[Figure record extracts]
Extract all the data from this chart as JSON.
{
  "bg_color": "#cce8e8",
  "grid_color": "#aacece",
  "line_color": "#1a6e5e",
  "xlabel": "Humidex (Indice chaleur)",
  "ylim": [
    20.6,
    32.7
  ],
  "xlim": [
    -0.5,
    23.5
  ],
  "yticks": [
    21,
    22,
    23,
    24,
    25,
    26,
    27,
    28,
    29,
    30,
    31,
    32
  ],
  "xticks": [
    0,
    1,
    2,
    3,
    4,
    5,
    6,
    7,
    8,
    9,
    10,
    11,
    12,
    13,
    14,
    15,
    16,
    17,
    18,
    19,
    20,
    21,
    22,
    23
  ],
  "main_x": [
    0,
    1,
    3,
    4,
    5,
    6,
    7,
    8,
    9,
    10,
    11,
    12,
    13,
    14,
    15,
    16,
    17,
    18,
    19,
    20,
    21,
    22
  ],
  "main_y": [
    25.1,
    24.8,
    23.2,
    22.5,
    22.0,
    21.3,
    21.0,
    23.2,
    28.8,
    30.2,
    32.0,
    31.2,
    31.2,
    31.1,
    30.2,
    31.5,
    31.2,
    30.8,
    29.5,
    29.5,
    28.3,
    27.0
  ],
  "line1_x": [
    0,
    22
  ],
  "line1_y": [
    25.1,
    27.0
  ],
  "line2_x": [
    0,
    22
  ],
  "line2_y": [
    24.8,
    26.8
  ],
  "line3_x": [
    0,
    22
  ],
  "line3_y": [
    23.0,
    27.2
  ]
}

### What you should do
Return the material exactly as it stands.

### Response below
Extract all the data from this chart as JSON.
{
  "bg_color": "#cce8e8",
  "grid_color": "#aacece",
  "line_color": "#1a6e5e",
  "xlabel": "Humidex (Indice chaleur)",
  "ylim": [
    20.6,
    32.7
  ],
  "xlim": [
    -0.5,
    23.5
  ],
  "yticks": [
    21,
    22,
    23,
    24,
    25,
    26,
    27,
    28,
    29,
    30,
    31,
    32
  ],
  "xticks": [
    0,
    1,
    2,
    3,
    4,
    5,
    6,
    7,
    8,
    9,
    10,
    11,
    12,
    13,
    14,
    15,
    16,
    17,
    18,
    19,
    20,
    21,
    22,
    23
  ],
  "main_x": [
    0,
    1,
    3,
    4,
    5,
    6,
    7,
    8,
    9,
    10,
    11,
    12,
    13,
    14,
    15,
    16,
    17,
    18,
    19,
    20,
    21,
    22
  ],
  "main_y": [
    25.1,
    24.8,
    23.2,
    22.5,
    22.0,
    21.3,
    21.0,
    23.2,
    28.8,
    30.2,
    32.0,
    31.2,
    31.2,
    31.1,
    30.2,
    31.5,
    31.2,
    30.8,
    29.5,
    29.5,
    28.3,
    27.0
  ],
  "line1_x": [
    0,
    22
  ],
  "line1_y": [
    25.1,
    27.0
  ],
  "line2_x": [
    0,
    22
  ],
  "line2_y": [
    24.8,
    26.8
  ],
  "line3_x": [
    0,
    22
  ],
  "line3_y": [
    23.0,
    27.2
  ]
}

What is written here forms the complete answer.